§ AUFGABENSTELLUNG
Wo feierten die Dokumentarfilmer laut dem zitierten Text das Ende ihrer Festanstellung?

§ ZITIERTER TEXT
:::::

Die Dokumentarfilmer feierten ihr Ende der Festanstellung nicht weniger symbolträchtig mit einem Austritt in die Wirklichkeit, auf die Straße vor dem Studio in Ostberlin. Vielleicht hatten sie damit schon immer weniger Probleme als die mit Fiktion und Atelierpappe operierenden Babelsberger Kollegen. Hier gab es keine Ansprachen, man stand im Regen, im Wind. Aus dem obersten Stockwerk hingen aufgespulte Filmrollen und Magnetbänder auf die Erde herab, auf den Boden der Tatsachen? Filme wurden auf die gegenüberliegende Häuserwand projiziert. Auch hier glänzte der alte/neue Arbeitgeber durch Abwesenheit.

So ist die Tafelrunde deutscher Filmförderung sprunghaft größer geworden, nur der Kuchen, um den sich alle drängeln, blieb bislang gleich (klein), für die Dok-Filmer, wie sie in der DDR hießen, wohl erst recht. Vielleicht hat man sie deshalb mit entschieden besseren Abschiedsgehältern zum Arbeitsamt geschickt als die Spielfilmer.

:::::

§ ROHDATEN

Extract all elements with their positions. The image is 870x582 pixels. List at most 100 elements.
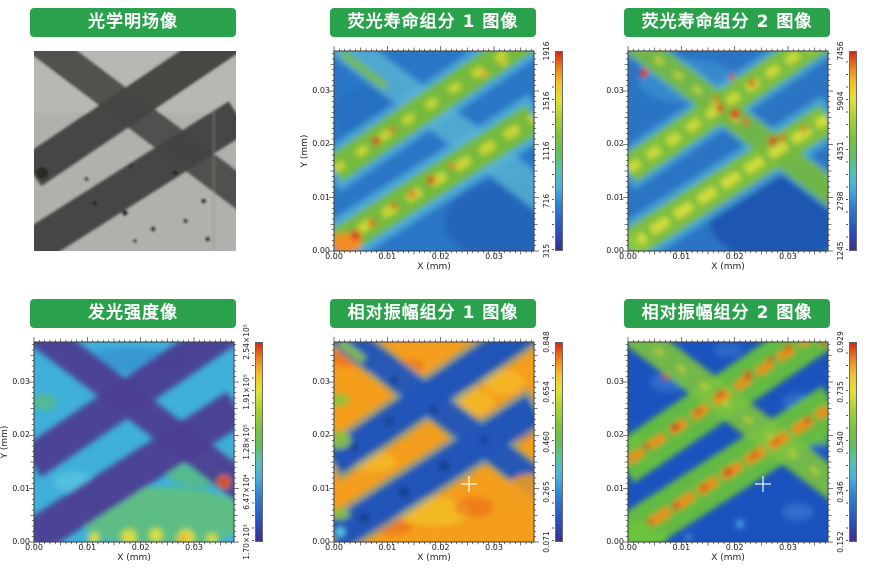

:::::

§ KORREKTE LÖSUNG
Auf der Straße vor dem Studio in Ostberlin.